> [SHORT TASK] Check each line of the entries below for the string "même" and state how many lines have it, with no other text.

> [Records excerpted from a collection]
** START **

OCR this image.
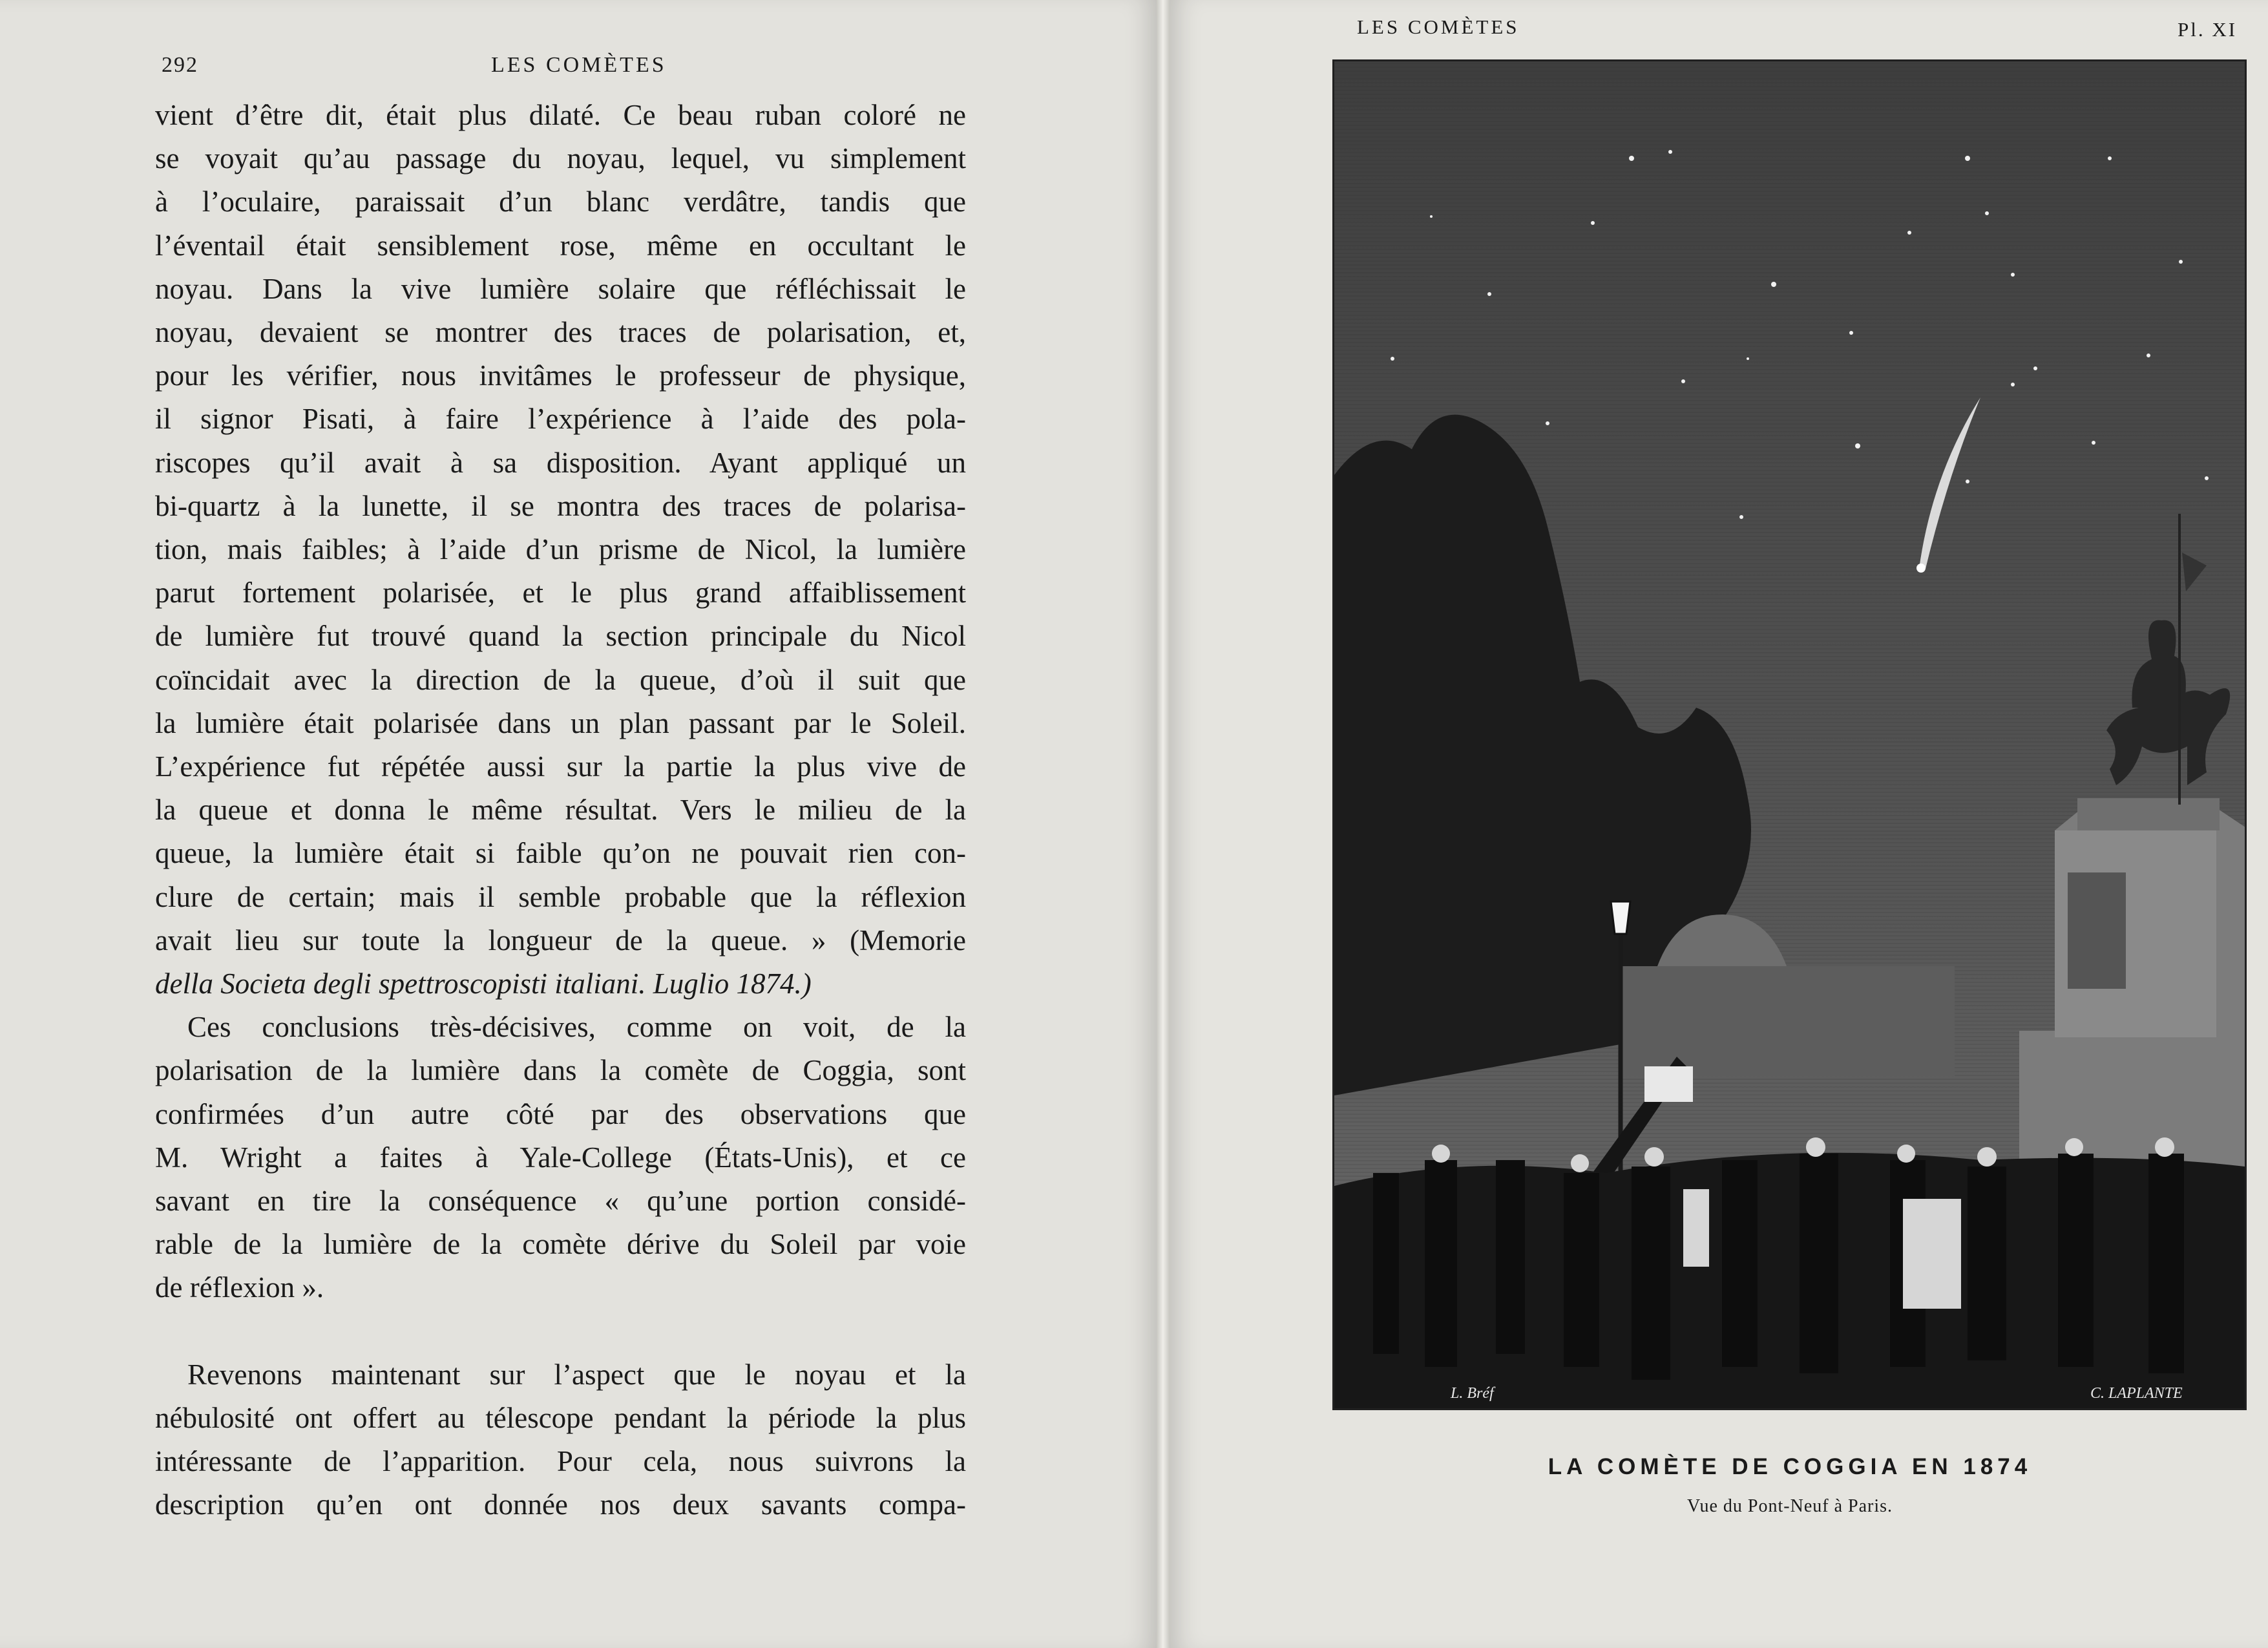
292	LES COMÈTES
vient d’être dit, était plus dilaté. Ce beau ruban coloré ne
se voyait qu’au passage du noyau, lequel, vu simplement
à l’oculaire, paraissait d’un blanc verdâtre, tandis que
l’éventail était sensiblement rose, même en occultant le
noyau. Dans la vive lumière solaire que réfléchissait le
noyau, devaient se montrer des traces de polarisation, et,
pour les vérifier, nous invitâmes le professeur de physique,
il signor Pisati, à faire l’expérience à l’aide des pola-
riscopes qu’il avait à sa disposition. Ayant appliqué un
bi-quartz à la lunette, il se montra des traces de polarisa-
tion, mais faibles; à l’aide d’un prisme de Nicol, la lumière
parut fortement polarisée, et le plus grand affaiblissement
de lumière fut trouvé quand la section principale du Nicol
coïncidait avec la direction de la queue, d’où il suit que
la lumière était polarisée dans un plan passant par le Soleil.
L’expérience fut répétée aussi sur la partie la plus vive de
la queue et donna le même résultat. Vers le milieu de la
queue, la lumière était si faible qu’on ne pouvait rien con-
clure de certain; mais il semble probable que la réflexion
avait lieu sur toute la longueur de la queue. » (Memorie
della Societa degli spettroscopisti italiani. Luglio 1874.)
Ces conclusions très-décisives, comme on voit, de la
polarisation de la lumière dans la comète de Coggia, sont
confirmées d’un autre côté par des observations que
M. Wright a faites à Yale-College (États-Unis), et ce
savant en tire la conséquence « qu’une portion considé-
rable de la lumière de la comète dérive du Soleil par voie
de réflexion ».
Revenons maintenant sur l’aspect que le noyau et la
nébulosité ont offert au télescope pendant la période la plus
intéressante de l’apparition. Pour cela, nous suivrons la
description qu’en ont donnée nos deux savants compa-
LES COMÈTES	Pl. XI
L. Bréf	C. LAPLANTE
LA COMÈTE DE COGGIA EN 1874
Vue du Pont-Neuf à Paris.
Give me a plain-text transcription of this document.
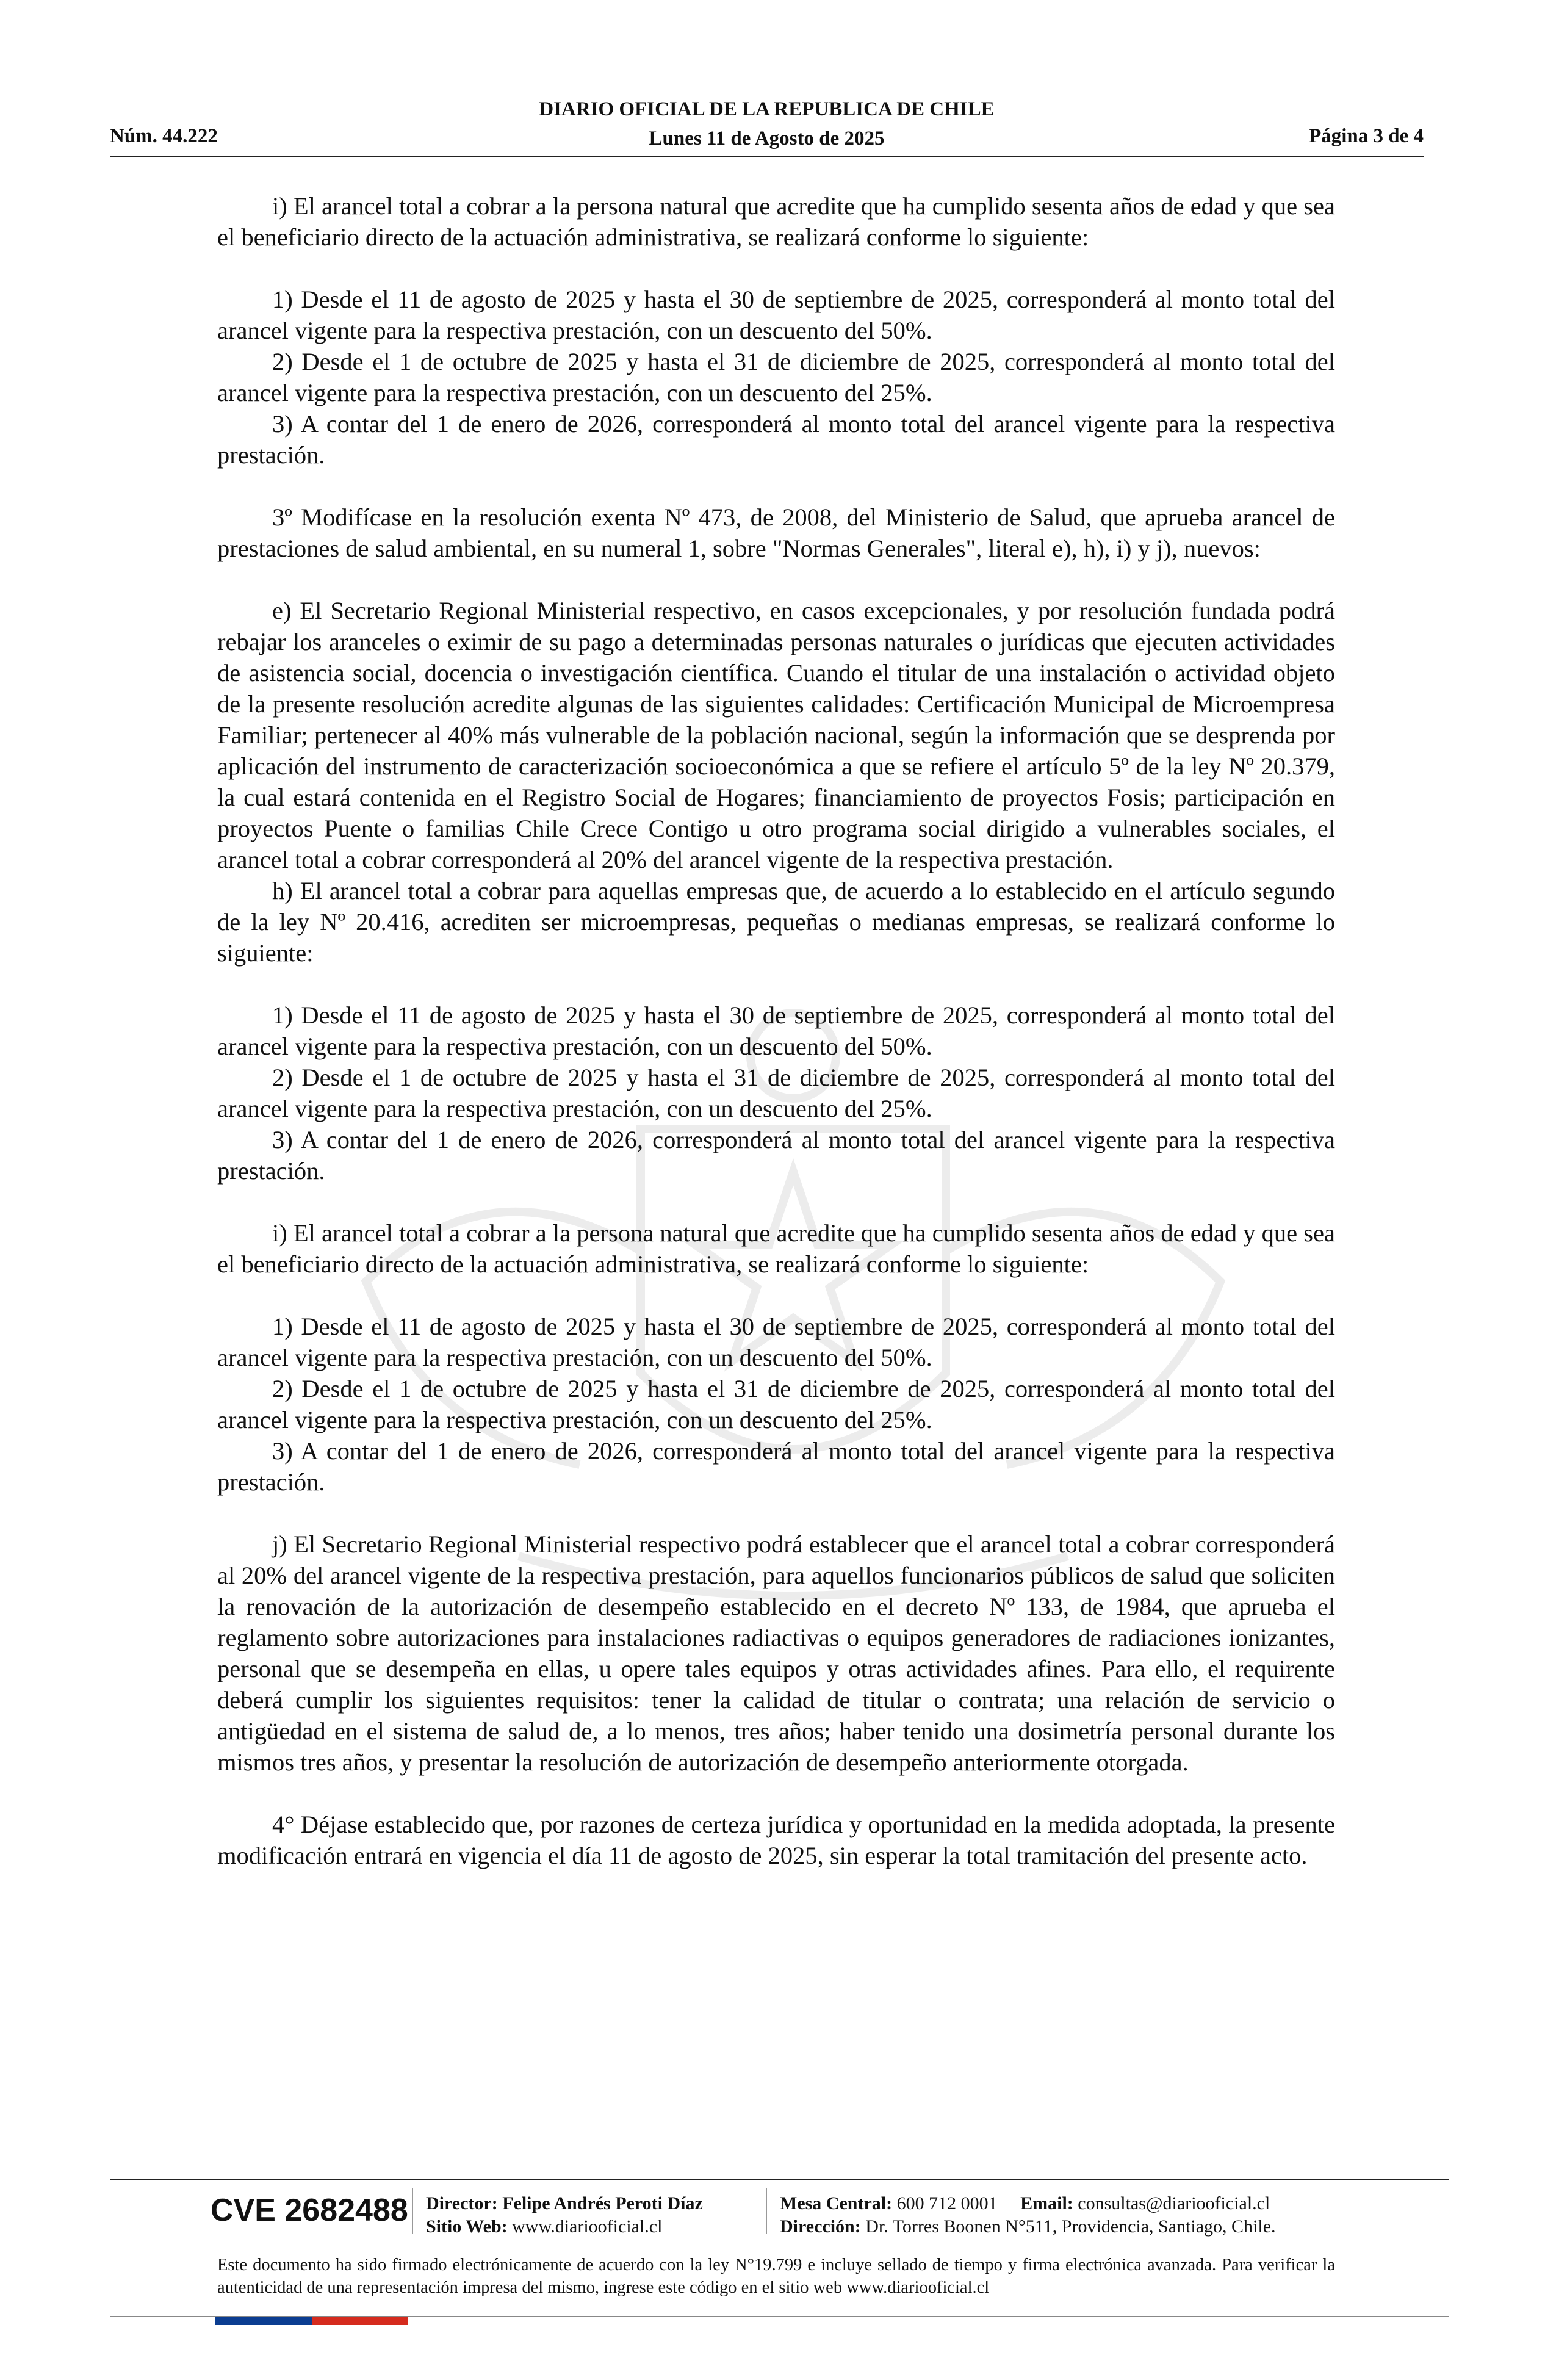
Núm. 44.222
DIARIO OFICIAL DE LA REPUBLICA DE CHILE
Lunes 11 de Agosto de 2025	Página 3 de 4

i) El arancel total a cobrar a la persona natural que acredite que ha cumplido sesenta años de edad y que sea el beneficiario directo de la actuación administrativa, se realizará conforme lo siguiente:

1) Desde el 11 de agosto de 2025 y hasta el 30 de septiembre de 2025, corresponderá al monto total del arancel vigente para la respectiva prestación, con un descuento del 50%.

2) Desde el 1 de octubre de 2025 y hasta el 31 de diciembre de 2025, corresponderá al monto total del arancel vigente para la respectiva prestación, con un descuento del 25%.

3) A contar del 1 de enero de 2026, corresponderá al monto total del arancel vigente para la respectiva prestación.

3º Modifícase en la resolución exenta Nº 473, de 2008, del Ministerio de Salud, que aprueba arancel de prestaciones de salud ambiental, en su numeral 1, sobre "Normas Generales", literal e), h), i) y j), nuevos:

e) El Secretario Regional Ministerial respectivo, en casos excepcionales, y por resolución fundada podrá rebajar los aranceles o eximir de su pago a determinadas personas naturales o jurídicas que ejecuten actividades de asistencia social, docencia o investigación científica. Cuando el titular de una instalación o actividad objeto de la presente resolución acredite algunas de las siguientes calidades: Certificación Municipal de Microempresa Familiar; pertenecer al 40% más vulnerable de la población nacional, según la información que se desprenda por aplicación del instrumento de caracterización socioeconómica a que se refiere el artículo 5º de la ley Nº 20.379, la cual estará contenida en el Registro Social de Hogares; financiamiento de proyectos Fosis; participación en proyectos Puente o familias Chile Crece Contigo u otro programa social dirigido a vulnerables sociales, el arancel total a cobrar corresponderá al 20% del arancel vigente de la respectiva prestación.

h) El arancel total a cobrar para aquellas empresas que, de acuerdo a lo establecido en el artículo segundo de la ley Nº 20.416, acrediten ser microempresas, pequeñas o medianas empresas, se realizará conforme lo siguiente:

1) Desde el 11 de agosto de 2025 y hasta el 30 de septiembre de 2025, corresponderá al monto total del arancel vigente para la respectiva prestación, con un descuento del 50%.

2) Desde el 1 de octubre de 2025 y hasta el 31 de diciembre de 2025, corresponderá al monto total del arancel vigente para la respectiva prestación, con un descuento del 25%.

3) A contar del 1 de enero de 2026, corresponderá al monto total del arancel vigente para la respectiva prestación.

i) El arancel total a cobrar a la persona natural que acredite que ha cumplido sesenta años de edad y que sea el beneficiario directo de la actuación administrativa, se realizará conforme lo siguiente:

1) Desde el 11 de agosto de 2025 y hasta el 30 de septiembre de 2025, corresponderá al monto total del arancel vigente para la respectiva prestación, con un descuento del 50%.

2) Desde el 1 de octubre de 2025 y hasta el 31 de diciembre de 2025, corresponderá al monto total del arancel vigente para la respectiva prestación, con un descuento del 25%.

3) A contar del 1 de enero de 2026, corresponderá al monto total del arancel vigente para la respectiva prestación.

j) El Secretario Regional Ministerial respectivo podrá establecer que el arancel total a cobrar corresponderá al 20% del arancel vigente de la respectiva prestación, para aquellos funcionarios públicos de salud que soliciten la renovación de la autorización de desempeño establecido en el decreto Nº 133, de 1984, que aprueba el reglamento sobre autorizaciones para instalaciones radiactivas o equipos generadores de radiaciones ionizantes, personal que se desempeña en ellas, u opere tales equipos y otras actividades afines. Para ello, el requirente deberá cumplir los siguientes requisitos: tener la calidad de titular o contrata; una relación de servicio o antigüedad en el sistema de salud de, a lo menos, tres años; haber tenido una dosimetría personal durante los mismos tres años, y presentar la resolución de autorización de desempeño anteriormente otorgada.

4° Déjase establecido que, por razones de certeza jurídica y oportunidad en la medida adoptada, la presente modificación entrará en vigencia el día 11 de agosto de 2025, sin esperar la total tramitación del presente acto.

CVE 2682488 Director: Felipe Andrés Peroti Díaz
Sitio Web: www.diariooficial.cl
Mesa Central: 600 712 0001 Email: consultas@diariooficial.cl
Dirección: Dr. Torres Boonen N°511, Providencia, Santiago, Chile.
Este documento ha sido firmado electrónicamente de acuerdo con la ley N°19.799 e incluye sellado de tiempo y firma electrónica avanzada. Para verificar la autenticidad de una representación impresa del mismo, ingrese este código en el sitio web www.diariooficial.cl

** END **

> [RESULT OF THE TASK] 2